Information shown:
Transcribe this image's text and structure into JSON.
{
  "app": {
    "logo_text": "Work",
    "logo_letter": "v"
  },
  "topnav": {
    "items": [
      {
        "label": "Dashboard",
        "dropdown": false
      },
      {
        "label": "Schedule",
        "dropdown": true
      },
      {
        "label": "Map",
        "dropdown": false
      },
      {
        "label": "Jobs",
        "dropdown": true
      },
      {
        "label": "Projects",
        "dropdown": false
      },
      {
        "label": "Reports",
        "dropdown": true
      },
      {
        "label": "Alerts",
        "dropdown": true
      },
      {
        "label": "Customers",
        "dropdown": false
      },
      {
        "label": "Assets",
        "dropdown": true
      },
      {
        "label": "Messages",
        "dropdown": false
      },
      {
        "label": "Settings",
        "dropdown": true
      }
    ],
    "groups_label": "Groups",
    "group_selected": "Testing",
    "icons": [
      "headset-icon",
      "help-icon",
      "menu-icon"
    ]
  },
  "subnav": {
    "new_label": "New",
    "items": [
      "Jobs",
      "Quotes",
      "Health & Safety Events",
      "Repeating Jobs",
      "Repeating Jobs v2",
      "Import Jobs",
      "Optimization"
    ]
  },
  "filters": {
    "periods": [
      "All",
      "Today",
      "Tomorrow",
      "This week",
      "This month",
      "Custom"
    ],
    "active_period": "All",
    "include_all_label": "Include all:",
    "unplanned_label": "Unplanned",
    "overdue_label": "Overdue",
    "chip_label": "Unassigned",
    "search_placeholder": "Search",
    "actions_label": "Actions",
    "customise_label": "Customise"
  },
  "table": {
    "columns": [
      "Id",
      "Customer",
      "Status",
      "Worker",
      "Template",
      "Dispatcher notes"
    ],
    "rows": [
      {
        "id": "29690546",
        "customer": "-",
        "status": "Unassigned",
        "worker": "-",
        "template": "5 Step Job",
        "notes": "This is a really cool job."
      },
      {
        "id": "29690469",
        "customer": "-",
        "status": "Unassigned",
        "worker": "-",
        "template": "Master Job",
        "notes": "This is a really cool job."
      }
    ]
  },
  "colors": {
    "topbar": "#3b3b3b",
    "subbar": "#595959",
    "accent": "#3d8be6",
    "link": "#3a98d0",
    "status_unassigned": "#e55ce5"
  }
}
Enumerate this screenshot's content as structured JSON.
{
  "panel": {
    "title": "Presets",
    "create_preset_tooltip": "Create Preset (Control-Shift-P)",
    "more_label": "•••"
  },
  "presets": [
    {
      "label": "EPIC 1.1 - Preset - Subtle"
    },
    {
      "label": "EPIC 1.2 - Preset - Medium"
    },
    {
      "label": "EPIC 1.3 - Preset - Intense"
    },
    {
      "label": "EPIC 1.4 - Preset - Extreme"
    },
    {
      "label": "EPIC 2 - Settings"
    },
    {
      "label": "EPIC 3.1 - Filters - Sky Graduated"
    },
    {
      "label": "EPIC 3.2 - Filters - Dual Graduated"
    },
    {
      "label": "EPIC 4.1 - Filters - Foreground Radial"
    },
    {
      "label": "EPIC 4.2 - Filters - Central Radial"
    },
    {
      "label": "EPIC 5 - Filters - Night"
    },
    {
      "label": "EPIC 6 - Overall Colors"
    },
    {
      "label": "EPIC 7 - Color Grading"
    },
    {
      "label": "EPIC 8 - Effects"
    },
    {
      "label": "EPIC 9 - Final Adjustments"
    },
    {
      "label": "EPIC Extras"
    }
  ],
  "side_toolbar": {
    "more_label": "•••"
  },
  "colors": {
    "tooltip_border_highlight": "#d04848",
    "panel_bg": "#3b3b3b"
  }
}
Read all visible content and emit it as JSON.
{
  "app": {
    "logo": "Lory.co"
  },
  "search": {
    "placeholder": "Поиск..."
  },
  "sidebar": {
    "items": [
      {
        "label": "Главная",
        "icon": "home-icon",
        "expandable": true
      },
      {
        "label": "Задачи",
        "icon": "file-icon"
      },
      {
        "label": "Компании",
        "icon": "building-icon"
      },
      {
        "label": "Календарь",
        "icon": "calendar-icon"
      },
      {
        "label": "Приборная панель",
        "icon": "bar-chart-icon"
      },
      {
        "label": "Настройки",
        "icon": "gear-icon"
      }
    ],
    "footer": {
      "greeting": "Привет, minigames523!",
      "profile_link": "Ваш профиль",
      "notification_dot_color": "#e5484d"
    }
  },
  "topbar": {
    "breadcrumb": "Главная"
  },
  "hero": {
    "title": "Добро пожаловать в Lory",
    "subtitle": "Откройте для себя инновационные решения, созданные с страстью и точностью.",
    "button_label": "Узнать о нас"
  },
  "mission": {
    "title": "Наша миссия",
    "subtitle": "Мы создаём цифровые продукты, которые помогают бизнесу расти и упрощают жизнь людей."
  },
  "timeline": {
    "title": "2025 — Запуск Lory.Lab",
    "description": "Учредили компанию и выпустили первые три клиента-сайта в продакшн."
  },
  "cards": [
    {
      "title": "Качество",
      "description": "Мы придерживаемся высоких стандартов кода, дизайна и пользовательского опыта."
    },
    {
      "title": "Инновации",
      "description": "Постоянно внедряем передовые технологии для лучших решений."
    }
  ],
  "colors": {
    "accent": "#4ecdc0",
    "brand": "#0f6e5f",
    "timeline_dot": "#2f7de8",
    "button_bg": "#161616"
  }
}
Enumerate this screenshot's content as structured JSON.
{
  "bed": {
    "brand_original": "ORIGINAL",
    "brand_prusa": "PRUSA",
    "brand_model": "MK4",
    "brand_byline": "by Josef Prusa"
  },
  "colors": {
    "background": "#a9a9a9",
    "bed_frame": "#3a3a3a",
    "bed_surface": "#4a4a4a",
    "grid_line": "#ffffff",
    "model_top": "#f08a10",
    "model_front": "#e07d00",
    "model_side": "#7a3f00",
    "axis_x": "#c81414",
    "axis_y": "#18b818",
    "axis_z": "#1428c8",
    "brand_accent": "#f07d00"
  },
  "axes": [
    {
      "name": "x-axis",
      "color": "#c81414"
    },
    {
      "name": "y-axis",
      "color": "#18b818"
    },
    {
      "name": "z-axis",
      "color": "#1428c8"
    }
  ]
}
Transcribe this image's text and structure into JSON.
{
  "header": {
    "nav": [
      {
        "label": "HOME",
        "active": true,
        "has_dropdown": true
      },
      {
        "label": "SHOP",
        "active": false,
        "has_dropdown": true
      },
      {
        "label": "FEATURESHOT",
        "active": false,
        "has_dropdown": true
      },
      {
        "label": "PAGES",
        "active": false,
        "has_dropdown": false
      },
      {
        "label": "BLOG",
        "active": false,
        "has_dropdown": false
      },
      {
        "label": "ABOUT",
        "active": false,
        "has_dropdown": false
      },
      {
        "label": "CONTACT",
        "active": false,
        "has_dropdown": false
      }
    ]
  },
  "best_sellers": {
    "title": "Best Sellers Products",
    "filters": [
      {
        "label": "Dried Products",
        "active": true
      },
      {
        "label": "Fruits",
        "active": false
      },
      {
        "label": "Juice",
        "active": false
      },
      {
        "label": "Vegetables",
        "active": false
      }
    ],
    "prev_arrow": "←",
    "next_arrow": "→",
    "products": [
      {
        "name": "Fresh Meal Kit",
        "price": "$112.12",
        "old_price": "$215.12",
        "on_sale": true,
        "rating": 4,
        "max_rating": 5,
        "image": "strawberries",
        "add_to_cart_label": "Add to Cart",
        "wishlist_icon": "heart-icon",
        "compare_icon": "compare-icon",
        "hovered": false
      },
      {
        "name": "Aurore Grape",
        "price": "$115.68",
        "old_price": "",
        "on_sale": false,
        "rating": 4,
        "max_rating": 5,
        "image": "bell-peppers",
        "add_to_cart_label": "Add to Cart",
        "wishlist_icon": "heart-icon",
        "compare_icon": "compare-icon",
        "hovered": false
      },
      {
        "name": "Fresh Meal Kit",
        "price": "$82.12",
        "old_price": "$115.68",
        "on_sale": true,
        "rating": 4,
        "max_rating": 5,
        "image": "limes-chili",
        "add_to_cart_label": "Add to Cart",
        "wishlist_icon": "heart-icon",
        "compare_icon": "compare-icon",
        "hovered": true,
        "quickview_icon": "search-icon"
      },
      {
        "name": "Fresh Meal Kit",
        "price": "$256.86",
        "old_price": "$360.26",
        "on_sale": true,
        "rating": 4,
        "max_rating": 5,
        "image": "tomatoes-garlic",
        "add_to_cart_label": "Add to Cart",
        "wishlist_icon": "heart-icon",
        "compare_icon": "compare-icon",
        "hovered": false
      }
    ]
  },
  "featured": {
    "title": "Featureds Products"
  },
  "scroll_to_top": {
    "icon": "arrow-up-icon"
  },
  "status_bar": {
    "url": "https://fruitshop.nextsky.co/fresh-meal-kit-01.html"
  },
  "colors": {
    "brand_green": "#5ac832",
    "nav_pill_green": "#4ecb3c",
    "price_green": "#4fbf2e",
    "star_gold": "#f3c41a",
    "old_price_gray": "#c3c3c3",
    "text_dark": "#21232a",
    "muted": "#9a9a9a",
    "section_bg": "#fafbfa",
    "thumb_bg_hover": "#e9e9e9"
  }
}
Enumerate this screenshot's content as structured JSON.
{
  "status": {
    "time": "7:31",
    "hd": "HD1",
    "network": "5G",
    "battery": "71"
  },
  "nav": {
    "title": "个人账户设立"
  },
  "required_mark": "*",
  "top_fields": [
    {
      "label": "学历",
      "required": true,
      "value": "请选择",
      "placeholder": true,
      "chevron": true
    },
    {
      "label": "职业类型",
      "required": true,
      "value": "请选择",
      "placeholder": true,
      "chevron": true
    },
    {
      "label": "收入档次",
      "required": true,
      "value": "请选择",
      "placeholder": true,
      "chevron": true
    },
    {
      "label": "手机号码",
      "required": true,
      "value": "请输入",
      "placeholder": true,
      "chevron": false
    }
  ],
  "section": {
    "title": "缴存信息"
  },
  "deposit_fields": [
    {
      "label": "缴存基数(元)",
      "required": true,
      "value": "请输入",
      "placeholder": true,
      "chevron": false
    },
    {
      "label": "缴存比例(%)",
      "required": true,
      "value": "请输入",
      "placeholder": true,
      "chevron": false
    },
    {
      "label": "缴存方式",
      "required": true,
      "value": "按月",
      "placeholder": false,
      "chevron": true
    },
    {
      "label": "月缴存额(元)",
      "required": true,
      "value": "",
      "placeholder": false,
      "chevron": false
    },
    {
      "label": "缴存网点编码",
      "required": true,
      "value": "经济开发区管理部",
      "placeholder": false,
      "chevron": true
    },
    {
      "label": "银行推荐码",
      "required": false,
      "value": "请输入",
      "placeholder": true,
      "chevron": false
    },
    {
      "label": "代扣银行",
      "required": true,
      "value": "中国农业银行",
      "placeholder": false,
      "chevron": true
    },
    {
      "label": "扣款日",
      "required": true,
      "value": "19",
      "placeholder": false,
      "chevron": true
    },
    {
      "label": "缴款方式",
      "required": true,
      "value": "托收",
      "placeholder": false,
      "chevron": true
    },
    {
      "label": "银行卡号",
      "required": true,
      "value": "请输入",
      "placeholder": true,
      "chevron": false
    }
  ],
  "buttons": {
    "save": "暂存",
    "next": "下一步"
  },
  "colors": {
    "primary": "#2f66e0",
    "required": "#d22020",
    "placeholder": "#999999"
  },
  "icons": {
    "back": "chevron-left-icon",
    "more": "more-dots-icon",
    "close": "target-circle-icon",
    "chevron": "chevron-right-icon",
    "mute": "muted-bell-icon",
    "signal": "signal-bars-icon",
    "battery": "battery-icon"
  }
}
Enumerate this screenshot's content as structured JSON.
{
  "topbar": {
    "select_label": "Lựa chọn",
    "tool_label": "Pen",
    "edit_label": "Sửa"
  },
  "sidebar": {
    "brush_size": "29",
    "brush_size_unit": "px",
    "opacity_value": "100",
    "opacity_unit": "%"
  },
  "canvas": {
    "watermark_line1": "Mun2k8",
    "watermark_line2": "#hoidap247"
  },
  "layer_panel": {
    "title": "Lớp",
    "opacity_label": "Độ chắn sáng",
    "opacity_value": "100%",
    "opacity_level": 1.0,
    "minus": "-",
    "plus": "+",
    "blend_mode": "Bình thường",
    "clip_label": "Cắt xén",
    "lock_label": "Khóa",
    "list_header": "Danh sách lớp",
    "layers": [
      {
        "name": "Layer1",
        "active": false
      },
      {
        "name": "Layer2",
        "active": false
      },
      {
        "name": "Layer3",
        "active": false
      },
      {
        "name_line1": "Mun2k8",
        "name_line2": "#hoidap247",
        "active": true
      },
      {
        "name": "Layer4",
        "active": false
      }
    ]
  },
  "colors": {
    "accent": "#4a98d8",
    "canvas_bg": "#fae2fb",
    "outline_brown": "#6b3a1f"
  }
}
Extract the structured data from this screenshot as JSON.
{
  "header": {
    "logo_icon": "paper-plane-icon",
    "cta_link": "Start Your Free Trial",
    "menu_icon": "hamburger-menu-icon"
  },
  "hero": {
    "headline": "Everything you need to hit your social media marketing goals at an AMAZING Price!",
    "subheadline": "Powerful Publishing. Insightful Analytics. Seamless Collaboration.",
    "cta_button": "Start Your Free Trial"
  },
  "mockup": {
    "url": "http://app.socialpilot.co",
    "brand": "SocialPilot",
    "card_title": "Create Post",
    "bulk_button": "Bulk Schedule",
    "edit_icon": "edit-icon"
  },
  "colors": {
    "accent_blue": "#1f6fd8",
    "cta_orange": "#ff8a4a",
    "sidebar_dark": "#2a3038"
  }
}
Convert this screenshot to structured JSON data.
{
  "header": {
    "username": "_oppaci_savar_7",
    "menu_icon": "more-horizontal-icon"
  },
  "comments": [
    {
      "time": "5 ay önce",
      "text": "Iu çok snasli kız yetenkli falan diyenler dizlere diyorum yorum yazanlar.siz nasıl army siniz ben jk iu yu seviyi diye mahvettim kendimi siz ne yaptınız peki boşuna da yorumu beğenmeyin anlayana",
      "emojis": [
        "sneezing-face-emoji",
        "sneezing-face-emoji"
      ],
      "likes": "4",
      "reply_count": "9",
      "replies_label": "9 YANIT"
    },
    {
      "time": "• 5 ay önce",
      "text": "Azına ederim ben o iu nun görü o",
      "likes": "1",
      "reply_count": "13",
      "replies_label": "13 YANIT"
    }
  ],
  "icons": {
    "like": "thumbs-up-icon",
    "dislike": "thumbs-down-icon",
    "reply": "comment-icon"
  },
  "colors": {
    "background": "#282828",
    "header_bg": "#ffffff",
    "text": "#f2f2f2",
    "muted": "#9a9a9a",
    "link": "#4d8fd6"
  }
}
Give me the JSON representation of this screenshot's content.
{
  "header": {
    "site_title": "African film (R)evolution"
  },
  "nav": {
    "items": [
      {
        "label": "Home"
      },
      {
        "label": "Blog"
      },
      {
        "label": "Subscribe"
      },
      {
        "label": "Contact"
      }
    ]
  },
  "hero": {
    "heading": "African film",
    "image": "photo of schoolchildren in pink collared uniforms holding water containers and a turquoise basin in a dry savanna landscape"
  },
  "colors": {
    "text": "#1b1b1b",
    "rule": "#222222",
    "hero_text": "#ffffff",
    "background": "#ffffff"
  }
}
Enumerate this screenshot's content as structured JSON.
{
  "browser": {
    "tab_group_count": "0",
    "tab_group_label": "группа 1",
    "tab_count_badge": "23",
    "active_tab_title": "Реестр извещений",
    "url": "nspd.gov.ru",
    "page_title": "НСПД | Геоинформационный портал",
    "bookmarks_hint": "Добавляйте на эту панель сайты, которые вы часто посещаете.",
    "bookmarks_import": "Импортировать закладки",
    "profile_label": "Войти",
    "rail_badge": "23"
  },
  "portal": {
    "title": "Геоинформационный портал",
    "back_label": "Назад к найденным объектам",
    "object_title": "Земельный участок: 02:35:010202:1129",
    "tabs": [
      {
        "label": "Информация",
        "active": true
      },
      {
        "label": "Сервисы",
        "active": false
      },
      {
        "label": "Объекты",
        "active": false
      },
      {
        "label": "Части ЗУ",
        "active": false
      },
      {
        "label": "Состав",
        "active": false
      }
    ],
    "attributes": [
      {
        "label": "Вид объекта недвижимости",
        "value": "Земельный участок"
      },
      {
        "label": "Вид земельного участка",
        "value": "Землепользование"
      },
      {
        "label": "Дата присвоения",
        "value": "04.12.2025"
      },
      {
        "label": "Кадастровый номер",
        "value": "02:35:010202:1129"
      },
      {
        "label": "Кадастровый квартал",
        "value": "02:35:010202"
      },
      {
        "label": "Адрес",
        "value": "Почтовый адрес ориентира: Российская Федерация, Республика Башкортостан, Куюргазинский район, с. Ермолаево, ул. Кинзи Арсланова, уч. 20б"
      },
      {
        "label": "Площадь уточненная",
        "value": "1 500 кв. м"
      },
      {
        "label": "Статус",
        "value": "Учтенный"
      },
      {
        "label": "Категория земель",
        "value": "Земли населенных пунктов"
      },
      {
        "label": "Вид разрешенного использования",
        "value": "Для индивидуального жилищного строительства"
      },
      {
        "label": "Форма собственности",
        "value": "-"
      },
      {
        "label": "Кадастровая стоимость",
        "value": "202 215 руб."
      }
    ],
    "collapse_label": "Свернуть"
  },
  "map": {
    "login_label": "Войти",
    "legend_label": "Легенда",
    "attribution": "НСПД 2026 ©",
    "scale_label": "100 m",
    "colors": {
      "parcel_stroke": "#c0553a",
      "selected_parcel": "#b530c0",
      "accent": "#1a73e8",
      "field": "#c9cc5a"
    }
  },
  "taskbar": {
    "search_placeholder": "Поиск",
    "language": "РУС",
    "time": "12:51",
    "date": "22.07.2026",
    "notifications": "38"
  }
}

Exercise prompt: Your task is to gather all lines from the entries above that hold the word "портал".

Solution to the exercise:
    "page_title": "НСПД | Геоинформационный портал",
    "title": "Геоинформационный портал",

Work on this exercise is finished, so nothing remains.